Begin Entries supplied
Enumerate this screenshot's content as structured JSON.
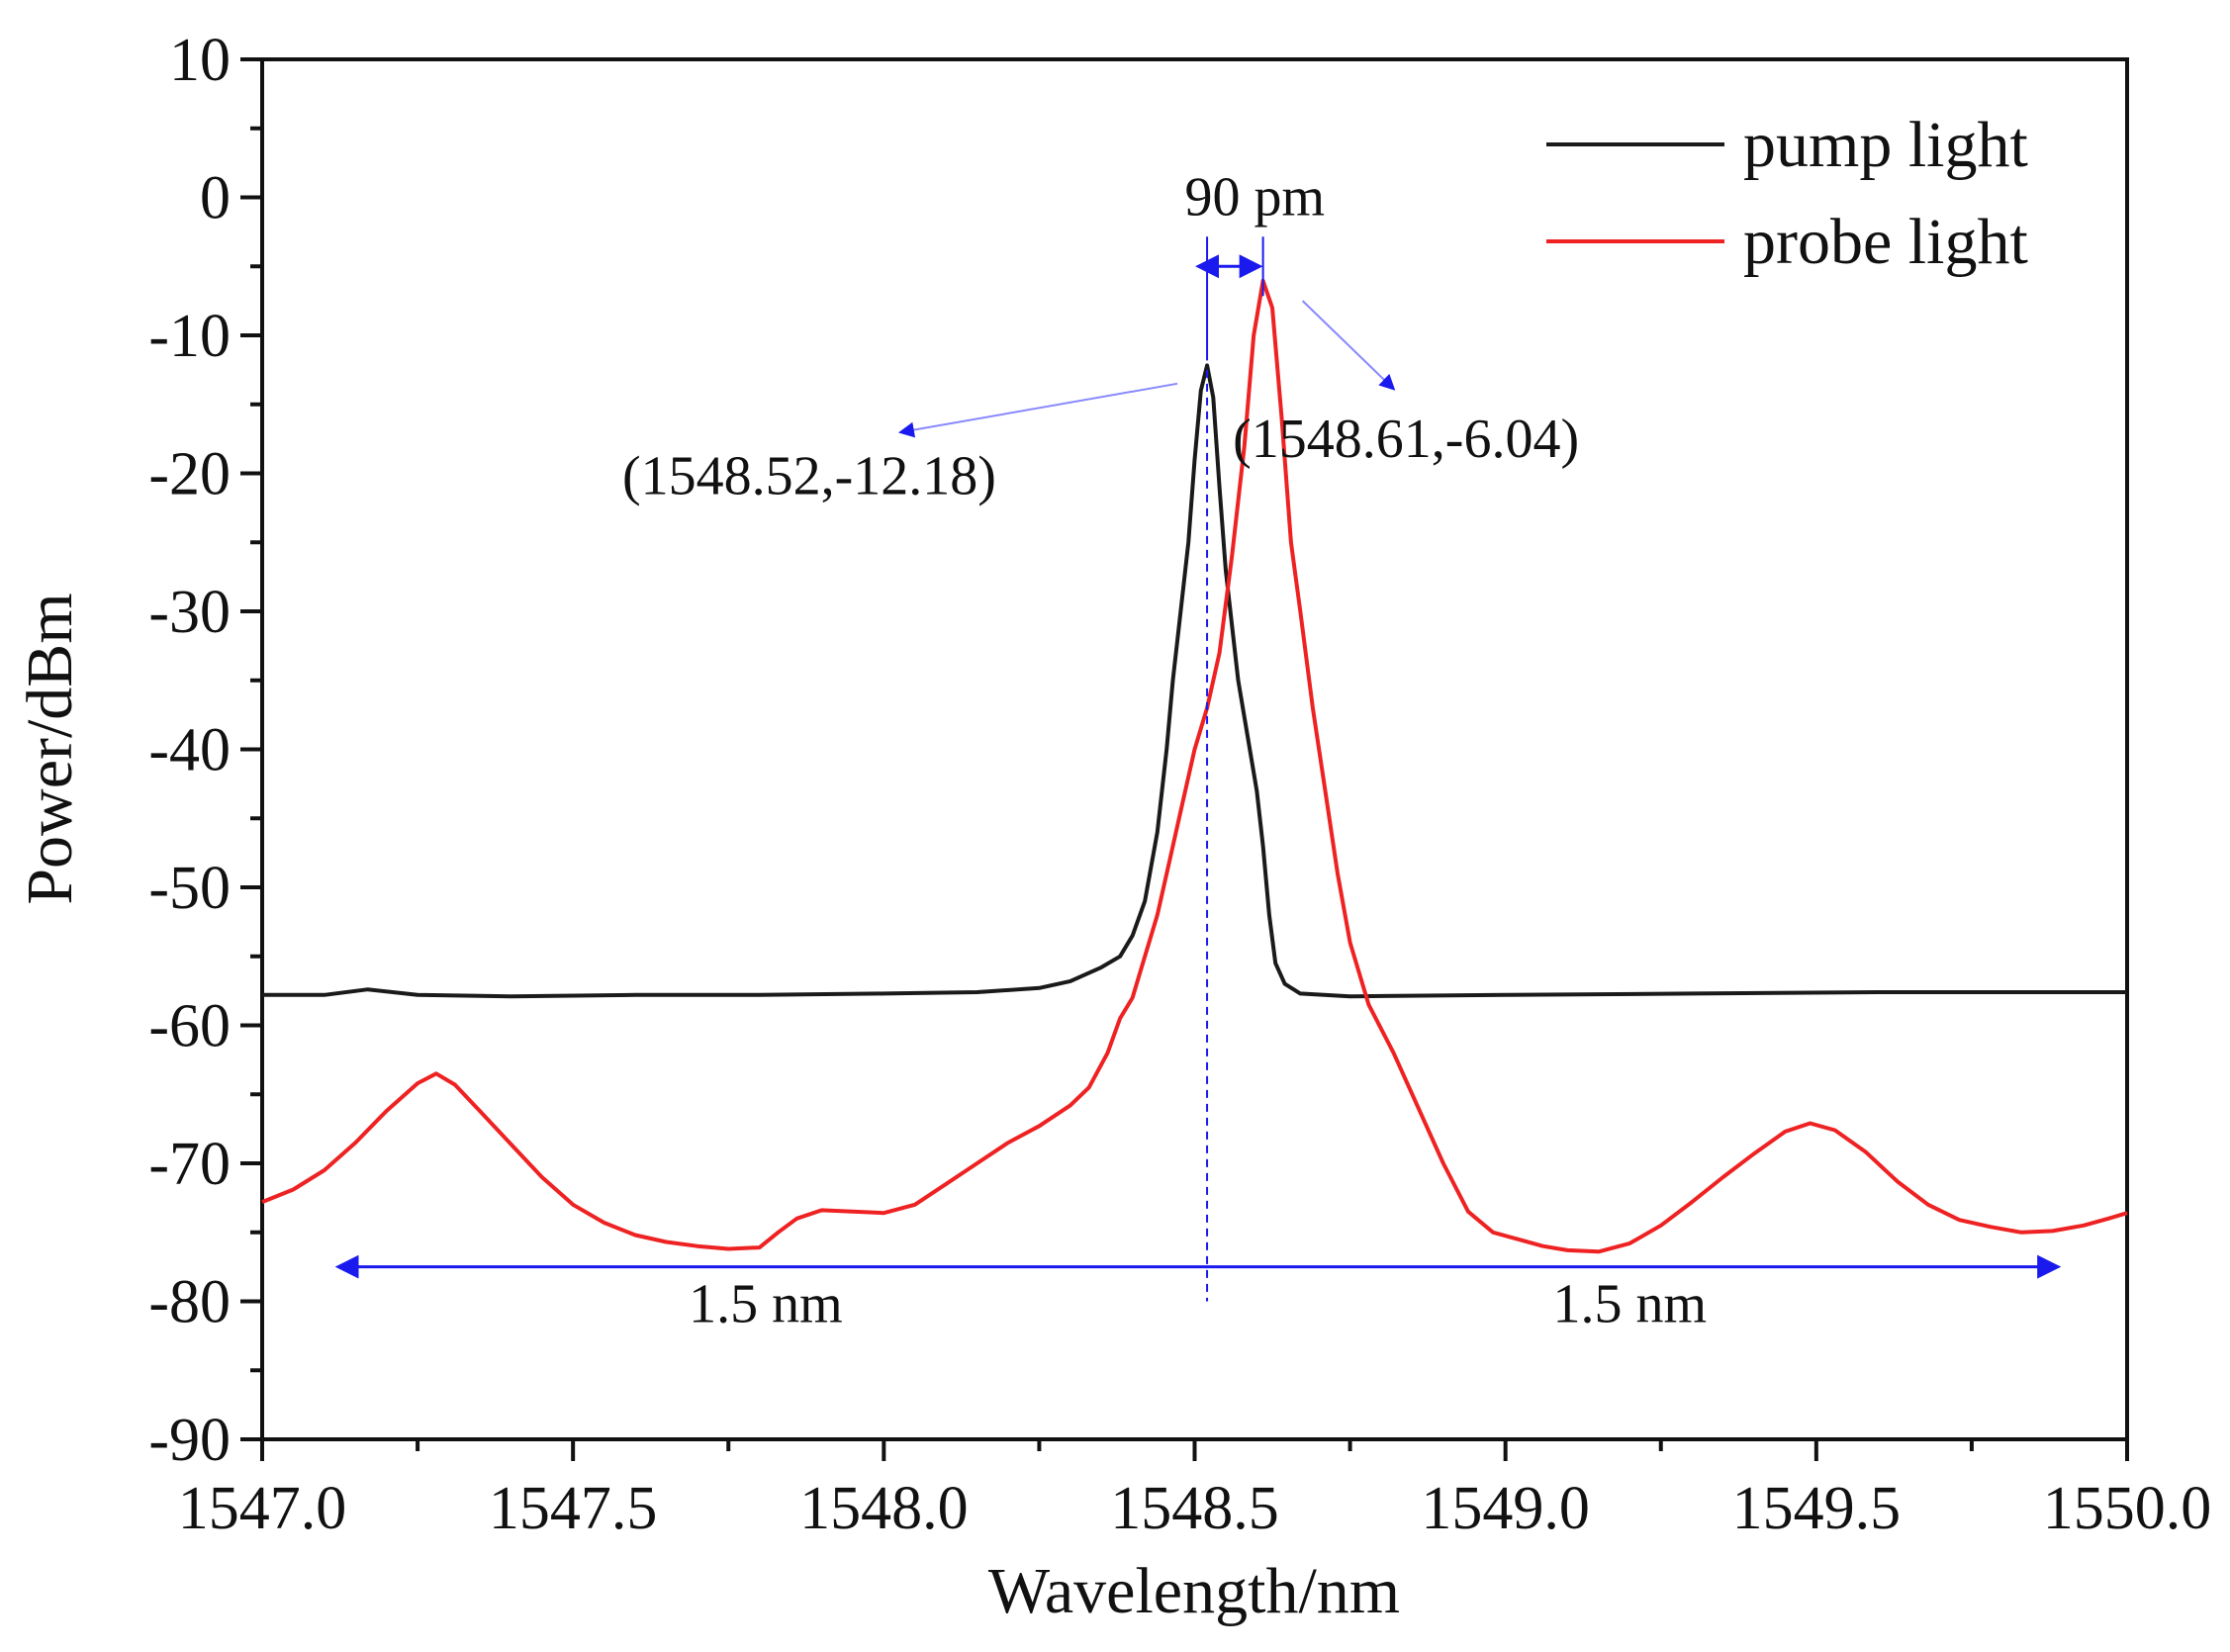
{
  "chart_data": {
    "type": "line",
    "title": "",
    "xlabel": "Wavelength/nm",
    "ylabel": "Power/dBm",
    "xlim": [
      1547.0,
      1550.0
    ],
    "ylim": [
      -90,
      10
    ],
    "xticks": [
      1547.0,
      1547.5,
      1548.0,
      1548.5,
      1549.0,
      1549.5,
      1550.0
    ],
    "xtick_labels": [
      "1547.0",
      "1547.5",
      "1548.0",
      "1548.5",
      "1549.0",
      "1549.5",
      "1550.0"
    ],
    "yticks": [
      10,
      0,
      -10,
      -20,
      -30,
      -40,
      -50,
      -60,
      -70,
      -80,
      -90
    ],
    "ytick_labels": [
      "10",
      "0",
      "-10",
      "-20",
      "-30",
      "-40",
      "-50",
      "-60",
      "-70",
      "-80",
      "-90"
    ],
    "grid": false,
    "legend_position": "top-right",
    "series": [
      {
        "name": "pump light",
        "color": "#1a1a1a",
        "points": [
          [
            1547.0,
            -57.8
          ],
          [
            1547.1,
            -57.8
          ],
          [
            1547.17,
            -57.4
          ],
          [
            1547.25,
            -57.8
          ],
          [
            1547.4,
            -57.9
          ],
          [
            1547.6,
            -57.8
          ],
          [
            1547.8,
            -57.8
          ],
          [
            1548.0,
            -57.7
          ],
          [
            1548.15,
            -57.6
          ],
          [
            1548.25,
            -57.3
          ],
          [
            1548.3,
            -56.8
          ],
          [
            1548.35,
            -55.8
          ],
          [
            1548.38,
            -55.0
          ],
          [
            1548.4,
            -53.5
          ],
          [
            1548.42,
            -51.0
          ],
          [
            1548.44,
            -46.0
          ],
          [
            1548.455,
            -40.0
          ],
          [
            1548.465,
            -35.0
          ],
          [
            1548.475,
            -31.0
          ],
          [
            1548.49,
            -25.0
          ],
          [
            1548.5,
            -19.0
          ],
          [
            1548.51,
            -14.0
          ],
          [
            1548.52,
            -12.18
          ],
          [
            1548.53,
            -14.5
          ],
          [
            1548.54,
            -21.0
          ],
          [
            1548.55,
            -27.0
          ],
          [
            1548.56,
            -31.0
          ],
          [
            1548.57,
            -35.0
          ],
          [
            1548.585,
            -39.0
          ],
          [
            1548.6,
            -43.0
          ],
          [
            1548.61,
            -47.0
          ],
          [
            1548.62,
            -52.0
          ],
          [
            1548.63,
            -55.5
          ],
          [
            1548.645,
            -57.0
          ],
          [
            1548.67,
            -57.7
          ],
          [
            1548.75,
            -57.9
          ],
          [
            1549.0,
            -57.8
          ],
          [
            1549.3,
            -57.7
          ],
          [
            1549.6,
            -57.6
          ],
          [
            1550.0,
            -57.6
          ]
        ]
      },
      {
        "name": "probe light",
        "color": "#ee2222",
        "points": [
          [
            1547.0,
            -72.8
          ],
          [
            1547.05,
            -71.9
          ],
          [
            1547.1,
            -70.5
          ],
          [
            1547.15,
            -68.5
          ],
          [
            1547.2,
            -66.2
          ],
          [
            1547.25,
            -64.2
          ],
          [
            1547.28,
            -63.5
          ],
          [
            1547.31,
            -64.3
          ],
          [
            1547.35,
            -66.2
          ],
          [
            1547.4,
            -68.6
          ],
          [
            1547.45,
            -71.0
          ],
          [
            1547.5,
            -73.0
          ],
          [
            1547.55,
            -74.3
          ],
          [
            1547.6,
            -75.2
          ],
          [
            1547.65,
            -75.7
          ],
          [
            1547.7,
            -76.0
          ],
          [
            1547.75,
            -76.2
          ],
          [
            1547.8,
            -76.1
          ],
          [
            1547.83,
            -75.0
          ],
          [
            1547.86,
            -74.0
          ],
          [
            1547.9,
            -73.4
          ],
          [
            1547.95,
            -73.5
          ],
          [
            1548.0,
            -73.6
          ],
          [
            1548.05,
            -73.0
          ],
          [
            1548.1,
            -71.5
          ],
          [
            1548.15,
            -70.0
          ],
          [
            1548.2,
            -68.5
          ],
          [
            1548.25,
            -67.3
          ],
          [
            1548.3,
            -65.8
          ],
          [
            1548.33,
            -64.5
          ],
          [
            1548.36,
            -62.0
          ],
          [
            1548.38,
            -59.5
          ],
          [
            1548.4,
            -58.0
          ],
          [
            1548.42,
            -55.0
          ],
          [
            1548.44,
            -52.0
          ],
          [
            1548.46,
            -48.0
          ],
          [
            1548.48,
            -44.0
          ],
          [
            1548.5,
            -40.0
          ],
          [
            1548.52,
            -37.0
          ],
          [
            1548.54,
            -33.0
          ],
          [
            1548.56,
            -26.0
          ],
          [
            1548.58,
            -18.0
          ],
          [
            1548.595,
            -10.0
          ],
          [
            1548.61,
            -6.04
          ],
          [
            1548.625,
            -8.0
          ],
          [
            1548.64,
            -16.0
          ],
          [
            1548.655,
            -25.0
          ],
          [
            1548.67,
            -30.0
          ],
          [
            1548.69,
            -37.0
          ],
          [
            1548.71,
            -43.0
          ],
          [
            1548.73,
            -49.0
          ],
          [
            1548.75,
            -54.0
          ],
          [
            1548.78,
            -58.5
          ],
          [
            1548.82,
            -62.0
          ],
          [
            1548.86,
            -66.0
          ],
          [
            1548.9,
            -70.0
          ],
          [
            1548.94,
            -73.5
          ],
          [
            1548.98,
            -75.0
          ],
          [
            1549.02,
            -75.5
          ],
          [
            1549.06,
            -76.0
          ],
          [
            1549.1,
            -76.3
          ],
          [
            1549.15,
            -76.4
          ],
          [
            1549.2,
            -75.8
          ],
          [
            1549.25,
            -74.5
          ],
          [
            1549.3,
            -72.8
          ],
          [
            1549.35,
            -71.0
          ],
          [
            1549.4,
            -69.3
          ],
          [
            1549.45,
            -67.7
          ],
          [
            1549.49,
            -67.1
          ],
          [
            1549.53,
            -67.6
          ],
          [
            1549.58,
            -69.2
          ],
          [
            1549.63,
            -71.3
          ],
          [
            1549.68,
            -73.0
          ],
          [
            1549.73,
            -74.1
          ],
          [
            1549.78,
            -74.6
          ],
          [
            1549.83,
            -75.0
          ],
          [
            1549.88,
            -74.9
          ],
          [
            1549.93,
            -74.5
          ],
          [
            1549.97,
            -74.0
          ],
          [
            1550.0,
            -73.6
          ]
        ]
      }
    ],
    "annotations": {
      "pump_peak_label": "(1548.52,-12.18)",
      "pump_peak": [
        1548.52,
        -12.18
      ],
      "pump_label_anchor": [
        1547.95,
        -17.0
      ],
      "probe_peak_label": "(1548.61,-6.04)",
      "probe_peak": [
        1548.61,
        -6.04
      ],
      "probe_label_anchor": [
        1548.85,
        -13.8
      ],
      "separation_label": "90 pm",
      "separation_range": [
        1548.52,
        1548.61
      ],
      "separation_y": -5.0,
      "span_label_left": "1.5 nm",
      "span_label_right": "1.5 nm",
      "span_range": [
        1547.13,
        1549.9
      ],
      "span_y": -77.5,
      "center_line_x": 1548.52,
      "center_line_range": [
        -12.5,
        -80.0
      ],
      "annotation_color": "#1a1aee",
      "leader_color": "#8888ff"
    }
  }
}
End Entries supplied
Goal:
Output every entry verbatim. Pictures do not belong in the copy.

Solution for this exercise:
Enumerate this screenshot's content as structured JSON.
{
  "chart_data": {
    "type": "line",
    "title": "",
    "xlabel": "Wavelength/nm",
    "ylabel": "Power/dBm",
    "xlim": [
      1547.0,
      1550.0
    ],
    "ylim": [
      -90,
      10
    ],
    "xticks": [
      1547.0,
      1547.5,
      1548.0,
      1548.5,
      1549.0,
      1549.5,
      1550.0
    ],
    "xtick_labels": [
      "1547.0",
      "1547.5",
      "1548.0",
      "1548.5",
      "1549.0",
      "1549.5",
      "1550.0"
    ],
    "yticks": [
      10,
      0,
      -10,
      -20,
      -30,
      -40,
      -50,
      -60,
      -70,
      -80,
      -90
    ],
    "ytick_labels": [
      "10",
      "0",
      "-10",
      "-20",
      "-30",
      "-40",
      "-50",
      "-60",
      "-70",
      "-80",
      "-90"
    ],
    "grid": false,
    "legend_position": "top-right",
    "series": [
      {
        "name": "pump light",
        "color": "#1a1a1a",
        "points": [
          [
            1547.0,
            -57.8
          ],
          [
            1547.1,
            -57.8
          ],
          [
            1547.17,
            -57.4
          ],
          [
            1547.25,
            -57.8
          ],
          [
            1547.4,
            -57.9
          ],
          [
            1547.6,
            -57.8
          ],
          [
            1547.8,
            -57.8
          ],
          [
            1548.0,
            -57.7
          ],
          [
            1548.15,
            -57.6
          ],
          [
            1548.25,
            -57.3
          ],
          [
            1548.3,
            -56.8
          ],
          [
            1548.35,
            -55.8
          ],
          [
            1548.38,
            -55.0
          ],
          [
            1548.4,
            -53.5
          ],
          [
            1548.42,
            -51.0
          ],
          [
            1548.44,
            -46.0
          ],
          [
            1548.455,
            -40.0
          ],
          [
            1548.465,
            -35.0
          ],
          [
            1548.475,
            -31.0
          ],
          [
            1548.49,
            -25.0
          ],
          [
            1548.5,
            -19.0
          ],
          [
            1548.51,
            -14.0
          ],
          [
            1548.52,
            -12.18
          ],
          [
            1548.53,
            -14.5
          ],
          [
            1548.54,
            -21.0
          ],
          [
            1548.55,
            -27.0
          ],
          [
            1548.56,
            -31.0
          ],
          [
            1548.57,
            -35.0
          ],
          [
            1548.585,
            -39.0
          ],
          [
            1548.6,
            -43.0
          ],
          [
            1548.61,
            -47.0
          ],
          [
            1548.62,
            -52.0
          ],
          [
            1548.63,
            -55.5
          ],
          [
            1548.645,
            -57.0
          ],
          [
            1548.67,
            -57.7
          ],
          [
            1548.75,
            -57.9
          ],
          [
            1549.0,
            -57.8
          ],
          [
            1549.3,
            -57.7
          ],
          [
            1549.6,
            -57.6
          ],
          [
            1550.0,
            -57.6
          ]
        ]
      },
      {
        "name": "probe light",
        "color": "#ee2222",
        "points": [
          [
            1547.0,
            -72.8
          ],
          [
            1547.05,
            -71.9
          ],
          [
            1547.1,
            -70.5
          ],
          [
            1547.15,
            -68.5
          ],
          [
            1547.2,
            -66.2
          ],
          [
            1547.25,
            -64.2
          ],
          [
            1547.28,
            -63.5
          ],
          [
            1547.31,
            -64.3
          ],
          [
            1547.35,
            -66.2
          ],
          [
            1547.4,
            -68.6
          ],
          [
            1547.45,
            -71.0
          ],
          [
            1547.5,
            -73.0
          ],
          [
            1547.55,
            -74.3
          ],
          [
            1547.6,
            -75.2
          ],
          [
            1547.65,
            -75.7
          ],
          [
            1547.7,
            -76.0
          ],
          [
            1547.75,
            -76.2
          ],
          [
            1547.8,
            -76.1
          ],
          [
            1547.83,
            -75.0
          ],
          [
            1547.86,
            -74.0
          ],
          [
            1547.9,
            -73.4
          ],
          [
            1547.95,
            -73.5
          ],
          [
            1548.0,
            -73.6
          ],
          [
            1548.05,
            -73.0
          ],
          [
            1548.1,
            -71.5
          ],
          [
            1548.15,
            -70.0
          ],
          [
            1548.2,
            -68.5
          ],
          [
            1548.25,
            -67.3
          ],
          [
            1548.3,
            -65.8
          ],
          [
            1548.33,
            -64.5
          ],
          [
            1548.36,
            -62.0
          ],
          [
            1548.38,
            -59.5
          ],
          [
            1548.4,
            -58.0
          ],
          [
            1548.42,
            -55.0
          ],
          [
            1548.44,
            -52.0
          ],
          [
            1548.46,
            -48.0
          ],
          [
            1548.48,
            -44.0
          ],
          [
            1548.5,
            -40.0
          ],
          [
            1548.52,
            -37.0
          ],
          [
            1548.54,
            -33.0
          ],
          [
            1548.56,
            -26.0
          ],
          [
            1548.58,
            -18.0
          ],
          [
            1548.595,
            -10.0
          ],
          [
            1548.61,
            -6.04
          ],
          [
            1548.625,
            -8.0
          ],
          [
            1548.64,
            -16.0
          ],
          [
            1548.655,
            -25.0
          ],
          [
            1548.67,
            -30.0
          ],
          [
            1548.69,
            -37.0
          ],
          [
            1548.71,
            -43.0
          ],
          [
            1548.73,
            -49.0
          ],
          [
            1548.75,
            -54.0
          ],
          [
            1548.78,
            -58.5
          ],
          [
            1548.82,
            -62.0
          ],
          [
            1548.86,
            -66.0
          ],
          [
            1548.9,
            -70.0
          ],
          [
            1548.94,
            -73.5
          ],
          [
            1548.98,
            -75.0
          ],
          [
            1549.02,
            -75.5
          ],
          [
            1549.06,
            -76.0
          ],
          [
            1549.1,
            -76.3
          ],
          [
            1549.15,
            -76.4
          ],
          [
            1549.2,
            -75.8
          ],
          [
            1549.25,
            -74.5
          ],
          [
            1549.3,
            -72.8
          ],
          [
            1549.35,
            -71.0
          ],
          [
            1549.4,
            -69.3
          ],
          [
            1549.45,
            -67.7
          ],
          [
            1549.49,
            -67.1
          ],
          [
            1549.53,
            -67.6
          ],
          [
            1549.58,
            -69.2
          ],
          [
            1549.63,
            -71.3
          ],
          [
            1549.68,
            -73.0
          ],
          [
            1549.73,
            -74.1
          ],
          [
            1549.78,
            -74.6
          ],
          [
            1549.83,
            -75.0
          ],
          [
            1549.88,
            -74.9
          ],
          [
            1549.93,
            -74.5
          ],
          [
            1549.97,
            -74.0
          ],
          [
            1550.0,
            -73.6
          ]
        ]
      }
    ],
    "annotations": {
      "pump_peak_label": "(1548.52,-12.18)",
      "pump_peak": [
        1548.52,
        -12.18
      ],
      "pump_label_anchor": [
        1547.95,
        -17.0
      ],
      "probe_peak_label": "(1548.61,-6.04)",
      "probe_peak": [
        1548.61,
        -6.04
      ],
      "probe_label_anchor": [
        1548.85,
        -13.8
      ],
      "separation_label": "90 pm",
      "separation_range": [
        1548.52,
        1548.61
      ],
      "separation_y": -5.0,
      "span_label_left": "1.5 nm",
      "span_label_right": "1.5 nm",
      "span_range": [
        1547.13,
        1549.9
      ],
      "span_y": -77.5,
      "center_line_x": 1548.52,
      "center_line_range": [
        -12.5,
        -80.0
      ],
      "annotation_color": "#1a1aee",
      "leader_color": "#8888ff"
    }
  }
}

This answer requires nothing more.